Given instruction |
Present the data from its start through the line containing "The lower injection ports 26 is", inclusive, as a Markdown table with the columns Row and Line. Leave out blank lines and the pictures.

::::

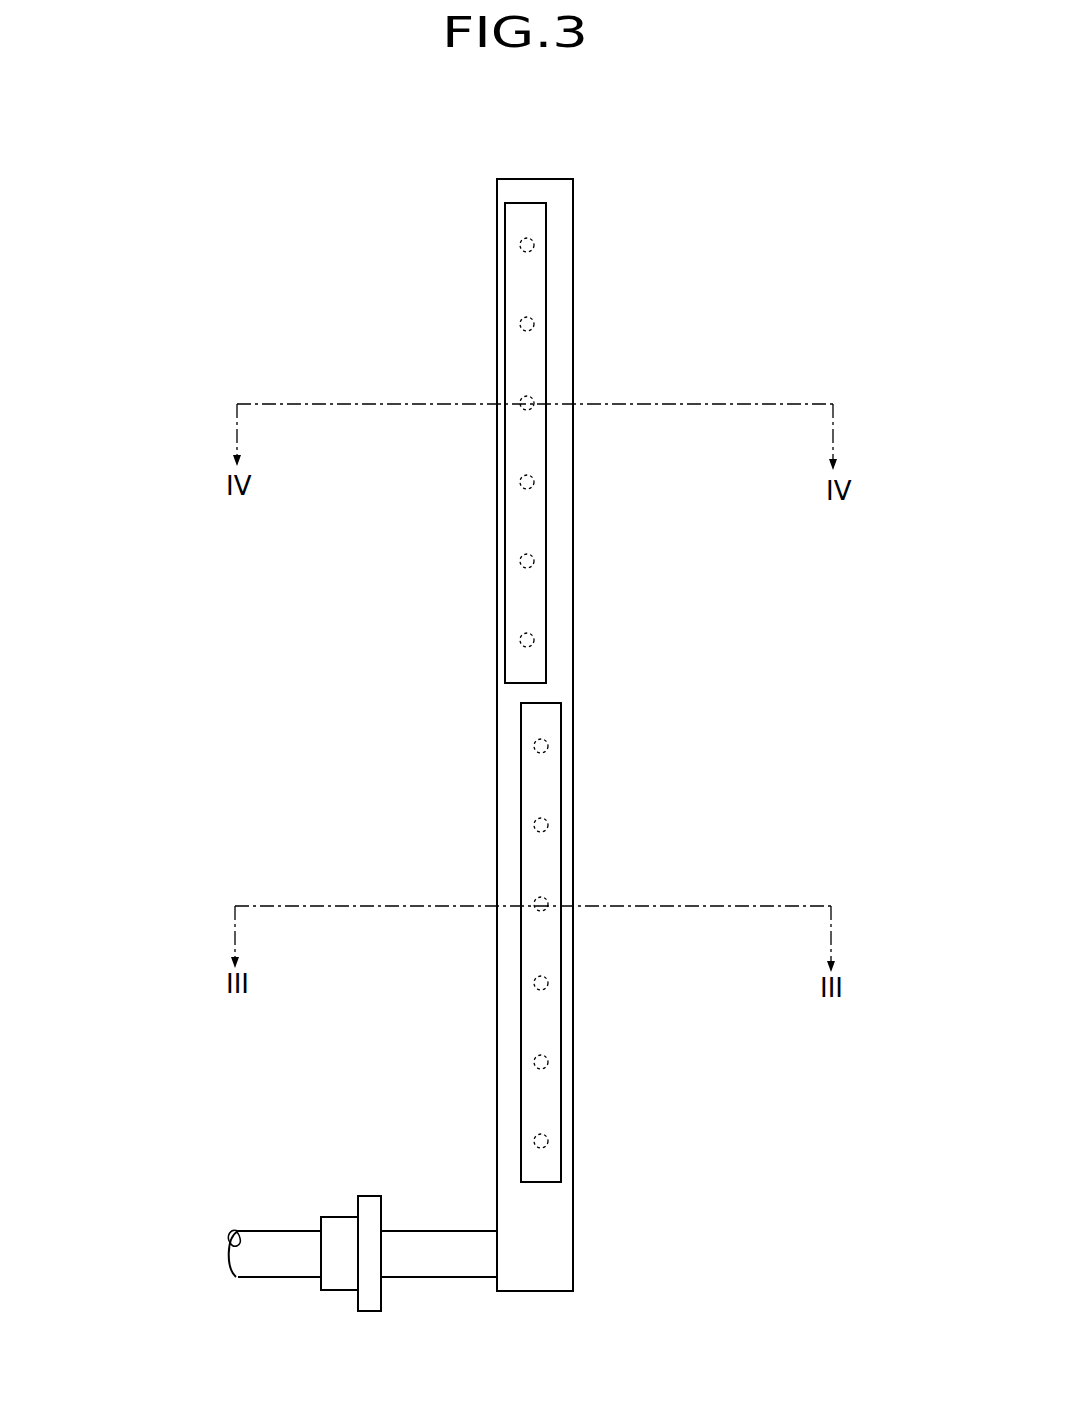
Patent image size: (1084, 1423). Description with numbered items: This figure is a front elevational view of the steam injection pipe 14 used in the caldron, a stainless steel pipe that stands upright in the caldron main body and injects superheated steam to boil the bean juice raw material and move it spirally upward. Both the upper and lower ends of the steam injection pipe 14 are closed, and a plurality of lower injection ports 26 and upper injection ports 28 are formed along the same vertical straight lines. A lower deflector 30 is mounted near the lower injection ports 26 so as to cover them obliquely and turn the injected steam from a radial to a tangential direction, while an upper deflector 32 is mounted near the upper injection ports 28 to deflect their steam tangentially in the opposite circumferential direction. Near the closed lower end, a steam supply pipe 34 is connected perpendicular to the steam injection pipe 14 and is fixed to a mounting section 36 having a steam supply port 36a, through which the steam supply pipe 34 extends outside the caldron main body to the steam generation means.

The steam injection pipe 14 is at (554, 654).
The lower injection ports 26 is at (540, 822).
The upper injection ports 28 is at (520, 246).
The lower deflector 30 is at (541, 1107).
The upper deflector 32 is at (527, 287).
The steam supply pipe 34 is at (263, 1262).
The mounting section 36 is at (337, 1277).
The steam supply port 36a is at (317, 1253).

::::

Task response |
| Row | Line |
|---|---|
| 1 | Patent image size: (1084, 1423). Description with numbered items: This figure is a front elevational view of the steam injection pipe 14 used in the caldron, a stainless steel pipe that stands upright in the caldron main body and injects superheated steam to boil the bean juice raw material and move it spirally upward. Both the upper and lower ends of the steam injection pipe 14 are closed, and a plurality of lower injection ports 26 and upper injection ports 28 are formed along the same vertical straight lines. A lower deflector 30 is mounted near the lower injection ports 26 so as to cover them obliquely and turn the injected steam from a radial to a tangential direction, while an upper deflector 32 is mounted near the upper injection ports 28 to deflect their steam tangentially in the opposite circumferential direction. Near the closed lower end, a steam supply pipe 34 is connected perpendicular to the steam injection pipe 14 and is fixed to a mounting section 36 having a steam supply port 36a, through which the steam supply pipe 34 extends outside the caldron main body to the steam generation means. |
| 2 | The steam injection pipe 14 is at (554, 654). |
| 3 | The lower injection ports 26 is at (540, 822). |